A Machine Learning Benchmark for Predicting Enhanced-Precision Electronic Charge Density in Crystalline Inorganic Materials. [Paper]
ECD provides precise DFT-calculated charge density for 140,646 PBE data and a subset of 7147 HSE data.
In this repo, we provide both the ECD dataset and the benchmark code, which can be highly valuable for developing machine learning methods and accelerating materials design for scientific and technological applications.
We provide a script to download charge density files from Matgen website. The electronic charge data is approximately 10TB, making it difficult to release on third-party platforms. Therefore, we have published the data through a self-built platform. To maintain anonymity, we have hidden the download link. We will make all the data publicly available once the paper is accepted.
$ cd data/pbe;bash ../../script/download_pbe_charge.sh
$ cd data/hse;bash ../../script/download_hse_charge.sh
$ cd data/gnome;bash ../../script/download_gnome_charge.sh
| Task | Total entries | Traning/validation/testing entries |
|---|---|---|
| ECD-PBE-id | 140,646 | 138,134/512/2000 |
| ECD-MP-id | 2000 | -/-/2000 |
| ECD-PBE_HSE-id | 1000 | -/-/1000 |
| ECD-PBE_HSE_tuning-id | 7147 | 5647/500/1000 |
| EXP-id | 41 | -/-/41 |
| OOD-id | 2000 | -/-/2000 |
To thoroughly evaluate the performance of charge density predictions, we define the following tasks utilizing PBE functional and HSE functional precision from the ECD dataset, and the MP PBE precision pretrained model.

§ **EXTRACTED DATA**

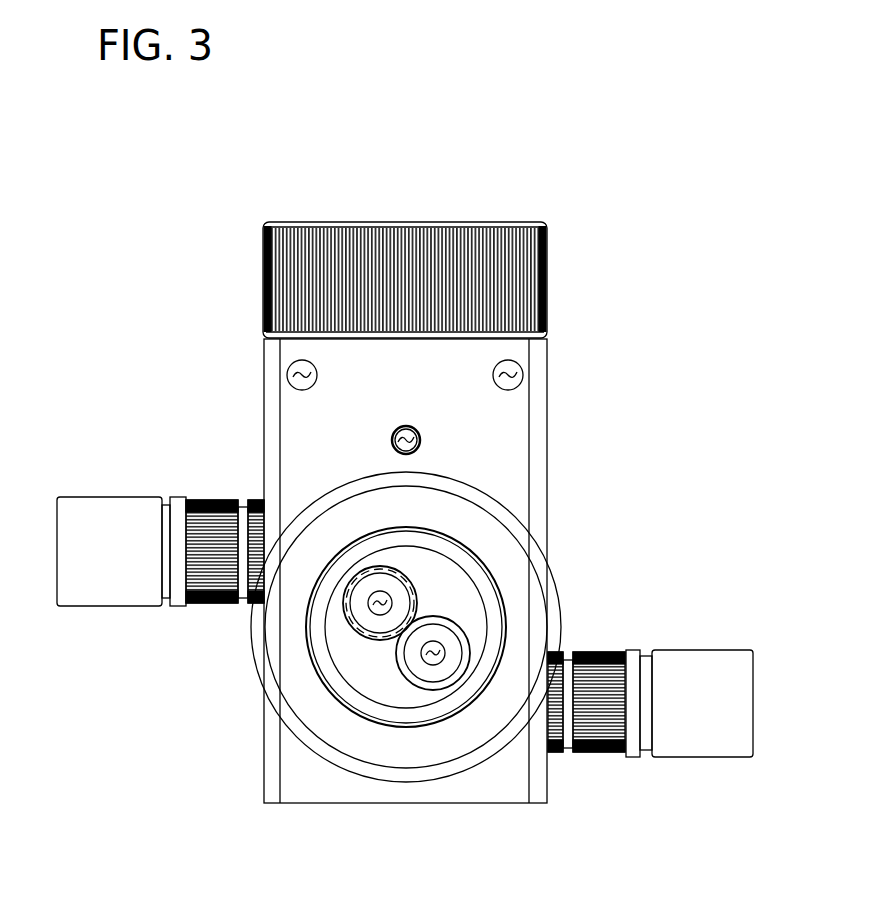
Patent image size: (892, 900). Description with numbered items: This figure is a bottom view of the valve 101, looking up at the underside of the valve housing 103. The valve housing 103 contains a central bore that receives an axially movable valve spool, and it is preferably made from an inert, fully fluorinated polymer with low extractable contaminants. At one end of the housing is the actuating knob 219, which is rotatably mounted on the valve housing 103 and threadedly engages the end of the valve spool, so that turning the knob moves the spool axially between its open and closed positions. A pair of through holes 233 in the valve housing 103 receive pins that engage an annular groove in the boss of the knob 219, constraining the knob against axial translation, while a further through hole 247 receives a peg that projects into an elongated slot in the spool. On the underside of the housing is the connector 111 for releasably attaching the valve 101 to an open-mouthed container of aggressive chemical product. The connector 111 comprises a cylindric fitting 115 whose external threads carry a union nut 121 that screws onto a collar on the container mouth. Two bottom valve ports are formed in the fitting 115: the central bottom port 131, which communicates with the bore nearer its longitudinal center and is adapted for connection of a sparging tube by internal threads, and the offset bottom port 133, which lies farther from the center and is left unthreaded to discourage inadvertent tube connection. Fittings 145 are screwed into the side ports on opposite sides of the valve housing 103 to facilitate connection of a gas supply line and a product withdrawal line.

The valve 101 is at (606, 234).
The actuating knob 219 is at (263, 229).
The valve housing 103 is at (285, 448).
The through holes 233 is at (292, 372).
The through hole 247 is at (415, 430).
The connector 111 is at (558, 578).
The union nut 121 is at (305, 710).
The cylindric fitting 115 is at (372, 683).
The central bottom port 131 is at (378, 615).
The offset bottom port 133 is at (432, 662).
The fittings 145 is at (79, 597).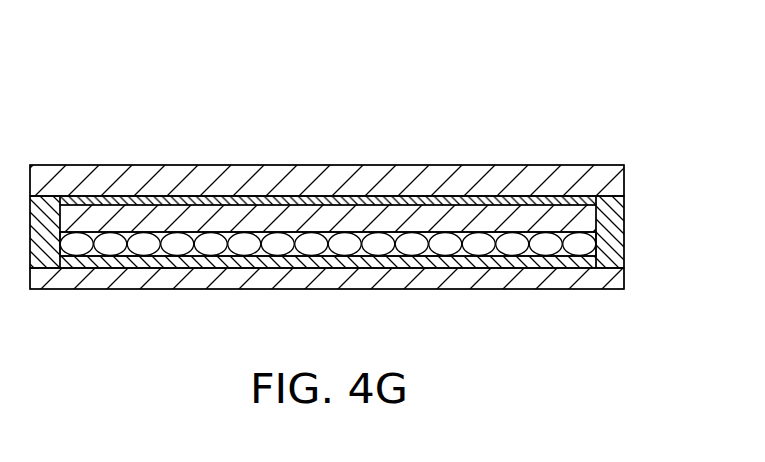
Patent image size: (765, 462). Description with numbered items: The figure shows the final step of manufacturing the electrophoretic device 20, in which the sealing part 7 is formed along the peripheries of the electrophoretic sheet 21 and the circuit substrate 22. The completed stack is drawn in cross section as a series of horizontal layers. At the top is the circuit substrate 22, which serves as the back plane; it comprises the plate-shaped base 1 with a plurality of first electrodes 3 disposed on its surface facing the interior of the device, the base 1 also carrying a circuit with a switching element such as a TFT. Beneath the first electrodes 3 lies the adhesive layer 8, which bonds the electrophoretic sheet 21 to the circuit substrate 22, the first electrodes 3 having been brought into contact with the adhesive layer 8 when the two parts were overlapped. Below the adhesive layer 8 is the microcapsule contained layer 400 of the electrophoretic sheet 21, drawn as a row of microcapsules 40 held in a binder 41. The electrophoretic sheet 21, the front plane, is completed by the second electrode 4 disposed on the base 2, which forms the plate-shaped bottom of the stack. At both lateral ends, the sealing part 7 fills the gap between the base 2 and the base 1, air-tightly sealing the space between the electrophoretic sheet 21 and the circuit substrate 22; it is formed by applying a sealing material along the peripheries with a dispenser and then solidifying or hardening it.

The base 1 is at (610, 178).
The base 2 is at (615, 275).
The first electrodes 3 is at (571, 200).
The second electrode 4 is at (562, 260).
The sealing part 7 is at (45, 262).
The adhesive layer 8 is at (462, 215).
The electrophoretic device 20 is at (617, 80).
The electrophoretic sheet 21 is at (620, 302).
The circuit substrate 22 is at (617, 150).
The microcapsules 40 is at (375, 242).
The binder 41 is at (298, 237).
The microcapsule contained layer 400 is at (381, 183).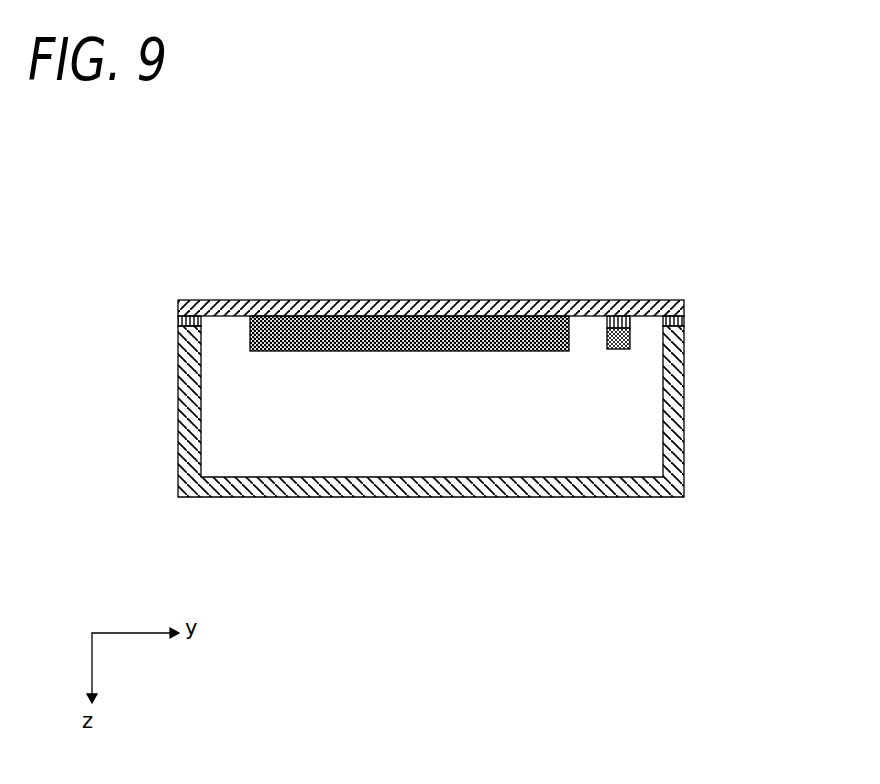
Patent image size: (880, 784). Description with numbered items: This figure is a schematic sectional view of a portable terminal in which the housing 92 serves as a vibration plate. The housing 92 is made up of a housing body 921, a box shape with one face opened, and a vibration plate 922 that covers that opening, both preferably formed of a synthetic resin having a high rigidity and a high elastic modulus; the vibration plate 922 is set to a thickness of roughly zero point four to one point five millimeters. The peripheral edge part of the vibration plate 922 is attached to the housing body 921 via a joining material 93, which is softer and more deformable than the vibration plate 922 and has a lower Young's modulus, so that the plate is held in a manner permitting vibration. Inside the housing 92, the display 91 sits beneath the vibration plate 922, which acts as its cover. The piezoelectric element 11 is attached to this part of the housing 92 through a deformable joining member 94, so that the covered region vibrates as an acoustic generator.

The piezoelectric element 11 is at (618, 352).
The display 91 is at (485, 320).
The housing 92 is at (431, 486).
The housing body 921 is at (450, 497).
The vibration plate 922 is at (232, 316).
The joining material 93 is at (178, 318).
The joining member 94 is at (600, 316).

§ **WRITTEN EXERCISE 1**
How large is the electronic charge data, according to the charge density benchmark page?
§ **WRITTEN EXERCISE 2**
Write the next part of the charge density benchmark page, picking up right after its last sentence.

§ **TASK RESULT 1**
About 10TB.

§ **TASK RESULT 2**
We include key dependencies below.
ase 3.22.1
e3nn 0.5.1
hydra-core 1.3.2
hydra-submitit-launcher 1.2.0
scipy 1.7.3
tensorboard 2.11.2
tensorboard-data-server 0.6.1
tensorboard-plugin-wit 1.8.1
torch 1.13.1+cu117
torchaudio 0.13.1+cu117
torchvision 0.14.1+cu117
ChargE3Net constructs rotationally equivariant networks using vector representations and improves model accuracy by incorporating higher-order equivariant features, showing diverse performance on the MP dataset. Therefore, the equivariant quantum tensor network ChargE3Net is selected as the primary benchmark for the ECD dataset. When the Charge3Net code is downloaded to the this local path, you can execute the following commands to train and tune the model.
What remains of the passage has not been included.